**What to work on**
Determine how many lines carry the word "Management". Output that number only.

**Given information**
+ + + +

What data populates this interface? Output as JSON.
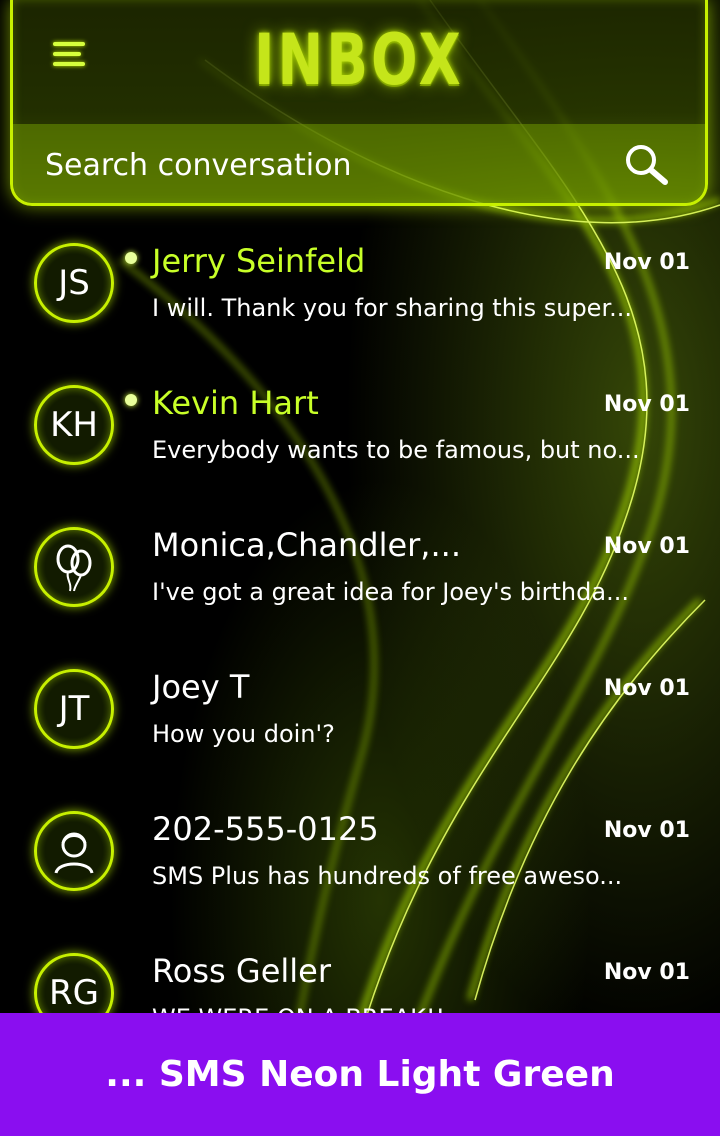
{
  "header": {
    "title": "INBOX",
    "menu_icon": "hamburger-menu-icon"
  },
  "search": {
    "placeholder": "Search conversation",
    "icon": "magnifier-icon"
  },
  "conversations": [
    {
      "avatar": "JS",
      "name": "Jerry Seinfeld",
      "date": "Nov 01",
      "preview": "I will. Thank you for sharing this super...",
      "unread": true
    },
    {
      "avatar": "KH",
      "name": "Kevin Hart",
      "date": "Nov 01",
      "preview": "Everybody wants to be famous, but no...",
      "unread": true
    },
    {
      "avatar": "balloons-icon",
      "name": "Monica,Chandler,...",
      "date": "Nov 01",
      "preview": "I've got a great idea for Joey's birthda...",
      "unread": false
    },
    {
      "avatar": "JT",
      "name": "Joey T",
      "date": "Nov 01",
      "preview": "How you doin'?",
      "unread": false
    },
    {
      "avatar": "person-icon",
      "name": "202-555-0125",
      "date": "Nov 01",
      "preview": "SMS Plus has hundreds of free aweso...",
      "unread": false
    },
    {
      "avatar": "RG",
      "name": "Ross Geller",
      "date": "Nov 01",
      "preview": "WE WERE ON A BREAK!!",
      "unread": false
    }
  ],
  "banner": {
    "text": "... SMS Neon Light Green"
  },
  "colors": {
    "neon": "#c7f000",
    "banner": "#8a0ef0",
    "unread_name": "#c8ff28"
  }
}
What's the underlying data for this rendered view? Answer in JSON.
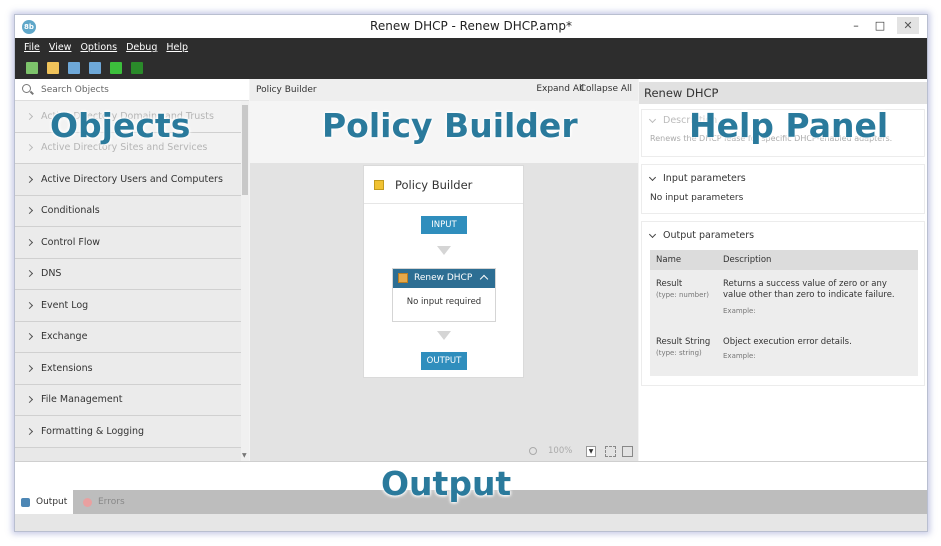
{
  "window": {
    "title": "Renew DHCP - Renew DHCP.amp*",
    "app_icon_text": "8b",
    "controls": {
      "minimize": "–",
      "maximize": "□",
      "close": "✕"
    }
  },
  "menu": [
    "File",
    "View",
    "Options",
    "Debug",
    "Help"
  ],
  "toolbar": {
    "buttons": [
      {
        "icon": "new-icon",
        "color": "#7dc36b"
      },
      {
        "icon": "open-folder-icon",
        "color": "#f0c35a"
      },
      {
        "icon": "save-icon",
        "color": "#6ea8d8"
      },
      {
        "icon": "save-as-icon",
        "color": "#6ea8d8"
      },
      {
        "icon": "run-icon",
        "color": "#3cbf3c"
      },
      {
        "icon": "stop-icon",
        "color": "#2a8a2a"
      }
    ]
  },
  "objects": {
    "search_placeholder": "Search Objects",
    "items": [
      {
        "label": "Active Directory Domains and Trusts",
        "faded": true
      },
      {
        "label": "Active Directory Sites and Services",
        "faded": true
      },
      {
        "label": "Active Directory Users and Computers",
        "faded": false
      },
      {
        "label": "Conditionals",
        "faded": false
      },
      {
        "label": "Control Flow",
        "faded": false
      },
      {
        "label": "DNS",
        "faded": false
      },
      {
        "label": "Event Log",
        "faded": false
      },
      {
        "label": "Exchange",
        "faded": false
      },
      {
        "label": "Extensions",
        "faded": false
      },
      {
        "label": "File Management",
        "faded": false
      },
      {
        "label": "Formatting & Logging",
        "faded": false
      }
    ]
  },
  "builder": {
    "title": "Policy Builder",
    "expand_all": "Expand All",
    "collapse_all": "Collapse All",
    "card_title": "Policy Builder",
    "input_label": "INPUT",
    "output_label": "OUTPUT",
    "step": {
      "label": "Renew DHCP",
      "body": "No input required"
    },
    "zoom": "100%"
  },
  "help": {
    "title": "Renew DHCP",
    "description_header": "Description",
    "description_text": "Renews the DHCP lease for specific DHCP-enabled adapters.",
    "input_header": "Input parameters",
    "input_text": "No input parameters",
    "output_header": "Output parameters",
    "table_headers": {
      "name": "Name",
      "description": "Description"
    },
    "rows": [
      {
        "name": "Result",
        "type": "(type: number)",
        "description": "Returns a success value of zero or any value other than zero to indicate failure.",
        "example": "Example:"
      },
      {
        "name": "Result String",
        "type": "(type: string)",
        "description": "Object execution error details.",
        "example": "Example:"
      }
    ]
  },
  "bottom": {
    "tabs": [
      "Output",
      "Errors"
    ]
  },
  "overlays": {
    "objects": "Objects",
    "policy_builder": "Policy Builder",
    "help_panel": "Help Panel",
    "output": "Output"
  }
}
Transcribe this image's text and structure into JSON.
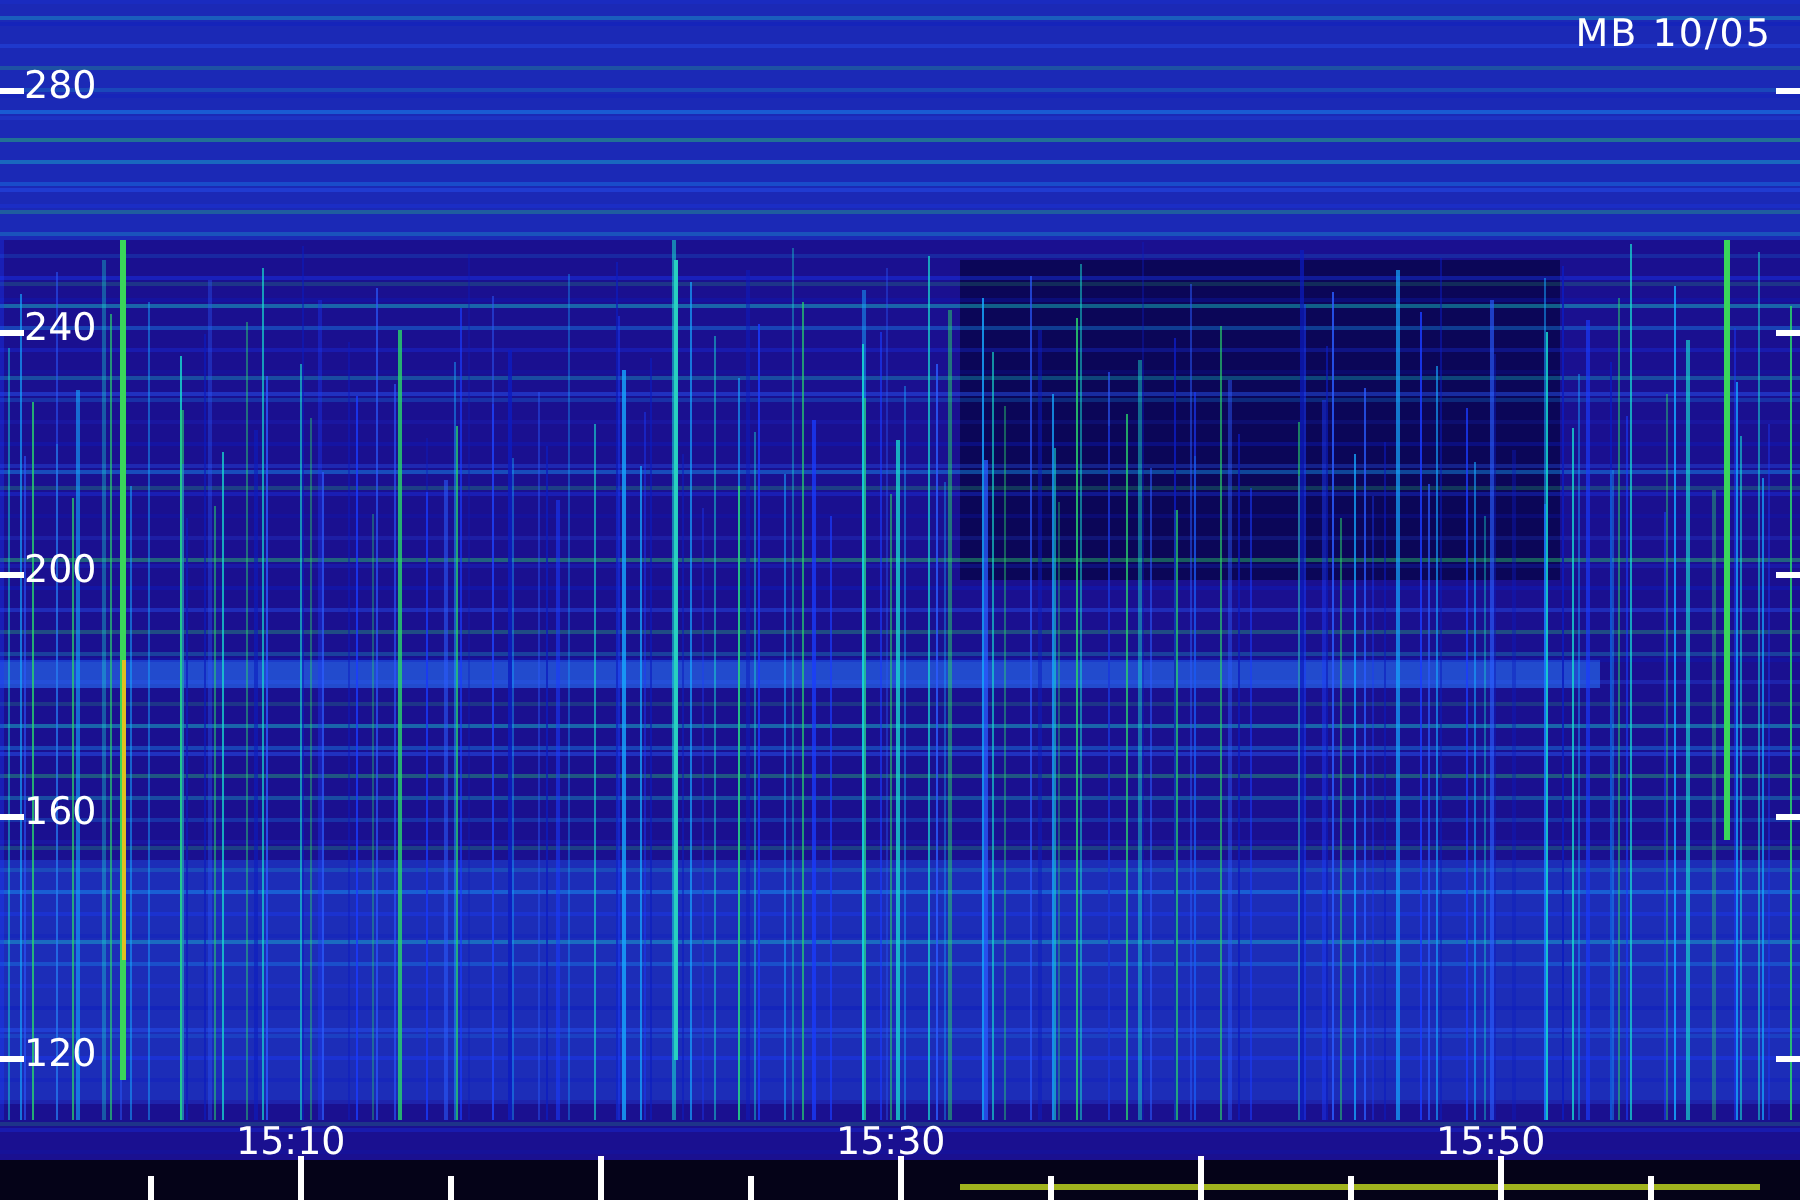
{
  "station_label": "MB 10/05",
  "frequency_axis": {
    "labels": [
      "280",
      "240",
      "200",
      "160",
      "120"
    ]
  },
  "time_axis": {
    "labels": [
      "15:10",
      "15:30",
      "15:50"
    ]
  }
}
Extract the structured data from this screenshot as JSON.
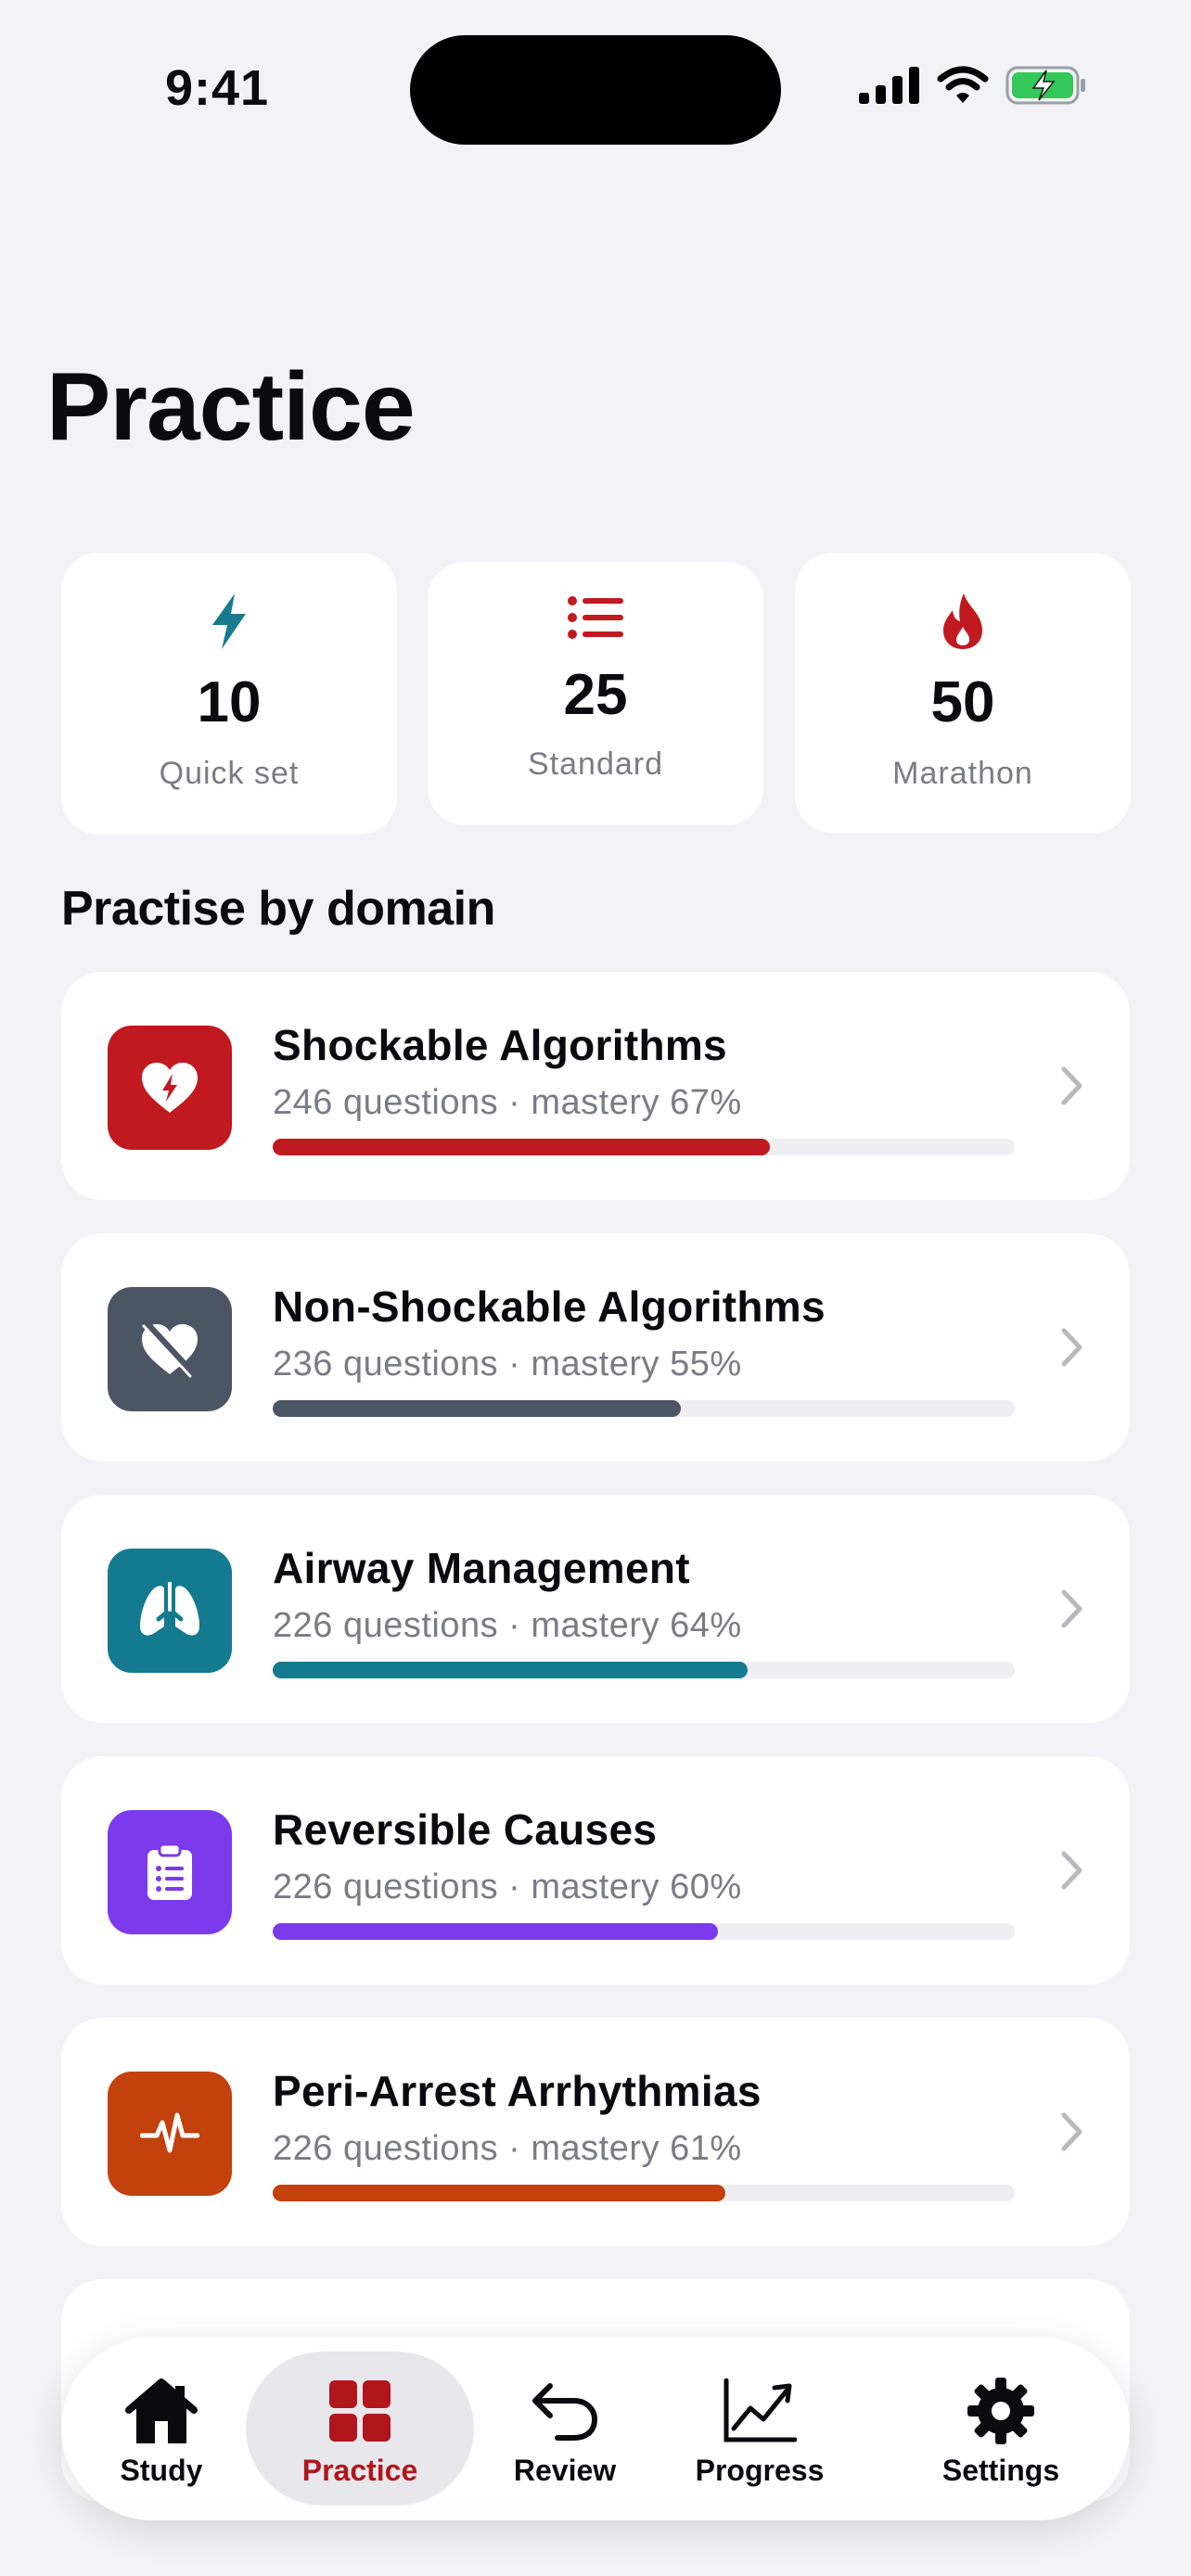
{
  "status": {
    "time": "9:41"
  },
  "title": "Practice",
  "quick_sets": [
    {
      "number": "10",
      "label": "Quick set",
      "icon": "bolt-icon",
      "color": "#177A8E"
    },
    {
      "number": "25",
      "label": "Standard",
      "icon": "list-icon",
      "color": "#C0191F"
    },
    {
      "number": "50",
      "label": "Marathon",
      "icon": "flame-icon",
      "color": "#C0191F"
    }
  ],
  "section_title": "Practise by domain",
  "domains": [
    {
      "name": "Shockable Algorithms",
      "meta": "246 questions · mastery 67%",
      "mastery": 0.67,
      "color": "#C0191F",
      "icon": "heart-bolt-icon"
    },
    {
      "name": "Non-Shockable Algorithms",
      "meta": "236 questions · mastery 55%",
      "mastery": 0.55,
      "color": "#4B5563",
      "icon": "heart-slash-icon"
    },
    {
      "name": "Airway Management",
      "meta": "226 questions · mastery 64%",
      "mastery": 0.64,
      "color": "#147A8F",
      "icon": "lungs-icon"
    },
    {
      "name": "Reversible Causes",
      "meta": "226 questions · mastery 60%",
      "mastery": 0.6,
      "color": "#7C3AED",
      "icon": "clipboard-icon"
    },
    {
      "name": "Peri-Arrest Arrhythmias",
      "meta": "226 questions · mastery 61%",
      "mastery": 0.61,
      "color": "#C2410C",
      "icon": "pulse-icon"
    }
  ],
  "tabs": [
    {
      "label": "Study",
      "icon": "house-icon"
    },
    {
      "label": "Practice",
      "icon": "grid-icon",
      "active": true,
      "color": "#B0161C"
    },
    {
      "label": "Review",
      "icon": "undo-arrow-icon"
    },
    {
      "label": "Progress",
      "icon": "chart-line-icon"
    },
    {
      "label": "Settings",
      "icon": "gear-icon"
    }
  ]
}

+ + + +

**Solution below**
2